>> begin Given entries
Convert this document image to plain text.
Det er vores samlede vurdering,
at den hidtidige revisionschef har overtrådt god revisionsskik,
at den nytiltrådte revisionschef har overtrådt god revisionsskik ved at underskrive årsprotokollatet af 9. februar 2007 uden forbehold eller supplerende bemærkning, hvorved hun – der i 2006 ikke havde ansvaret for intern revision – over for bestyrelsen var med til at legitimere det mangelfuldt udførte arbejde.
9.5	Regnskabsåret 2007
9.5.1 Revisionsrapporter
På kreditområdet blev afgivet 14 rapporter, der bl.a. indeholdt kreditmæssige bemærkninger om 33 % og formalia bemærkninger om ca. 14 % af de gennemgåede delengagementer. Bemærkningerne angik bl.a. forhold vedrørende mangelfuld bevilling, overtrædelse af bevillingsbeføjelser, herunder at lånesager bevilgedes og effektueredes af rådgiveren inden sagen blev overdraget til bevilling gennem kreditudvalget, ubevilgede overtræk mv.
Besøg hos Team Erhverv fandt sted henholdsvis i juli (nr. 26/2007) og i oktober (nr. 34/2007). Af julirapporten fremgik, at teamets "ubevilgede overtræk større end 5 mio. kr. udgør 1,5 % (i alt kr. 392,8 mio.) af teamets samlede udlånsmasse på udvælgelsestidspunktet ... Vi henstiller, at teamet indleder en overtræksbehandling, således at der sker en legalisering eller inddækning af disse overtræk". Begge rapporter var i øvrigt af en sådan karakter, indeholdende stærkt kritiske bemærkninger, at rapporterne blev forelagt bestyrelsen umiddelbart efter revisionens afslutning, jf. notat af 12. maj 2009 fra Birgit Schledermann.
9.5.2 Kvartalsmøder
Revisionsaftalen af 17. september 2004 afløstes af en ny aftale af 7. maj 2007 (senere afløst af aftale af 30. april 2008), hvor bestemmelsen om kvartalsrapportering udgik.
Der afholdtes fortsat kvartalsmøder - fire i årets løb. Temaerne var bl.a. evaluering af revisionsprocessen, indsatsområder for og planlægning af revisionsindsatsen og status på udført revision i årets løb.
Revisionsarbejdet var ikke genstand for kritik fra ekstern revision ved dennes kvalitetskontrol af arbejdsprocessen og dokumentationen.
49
>> end Given entries
All of the data must be returned exactly.

Result for this task:
Convert this document image to plain text.
Det er vores samlede vurdering,
at den hidtidige revisionschef har overtrådt god revisionsskik,
at den nytiltrådte revisionschef har overtrådt god revisionsskik ved at underskrive årsprotokollatet af 9. februar 2007 uden forbehold eller supplerende bemærkning, hvorved hun – der i 2006 ikke havde ansvaret for intern revision – over for bestyrelsen var med til at legitimere det mangelfuldt udførte arbejde.
9.5	Regnskabsåret 2007
9.5.1 Revisionsrapporter
På kreditområdet blev afgivet 14 rapporter, der bl.a. indeholdt kreditmæssige bemærkninger om 33 % og formalia bemærkninger om ca. 14 % af de gennemgåede delengagementer. Bemærkningerne angik bl.a. forhold vedrørende mangelfuld bevilling, overtrædelse af bevillingsbeføjelser, herunder at lånesager bevilgedes og effektueredes af rådgiveren inden sagen blev overdraget til bevilling gennem kreditudvalget, ubevilgede overtræk mv.
Besøg hos Team Erhverv fandt sted henholdsvis i juli (nr. 26/2007) og i oktober (nr. 34/2007). Af julirapporten fremgik, at teamets "ubevilgede overtræk større end 5 mio. kr. udgør 1,5 % (i alt kr. 392,8 mio.) af teamets samlede udlånsmasse på udvælgelsestidspunktet ... Vi henstiller, at teamet indleder en overtræksbehandling, således at der sker en legalisering eller inddækning af disse overtræk". Begge rapporter var i øvrigt af en sådan karakter, indeholdende stærkt kritiske bemærkninger, at rapporterne blev forelagt bestyrelsen umiddelbart efter revisionens afslutning, jf. notat af 12. maj 2009 fra Birgit Schledermann.
9.5.2 Kvartalsmøder
Revisionsaftalen af 17. september 2004 afløstes af en ny aftale af 7. maj 2007 (senere afløst af aftale af 30. april 2008), hvor bestemmelsen om kvartalsrapportering udgik.
Der afholdtes fortsat kvartalsmøder - fire i årets løb. Temaerne var bl.a. evaluering af revisionsprocessen, indsatsområder for og planlægning af revisionsindsatsen og status på udført revision i årets løb.
Revisionsarbejdet var ikke genstand for kritik fra ekstern revision ved dennes kvalitetskontrol af arbejdsprocessen og dokumentationen.
49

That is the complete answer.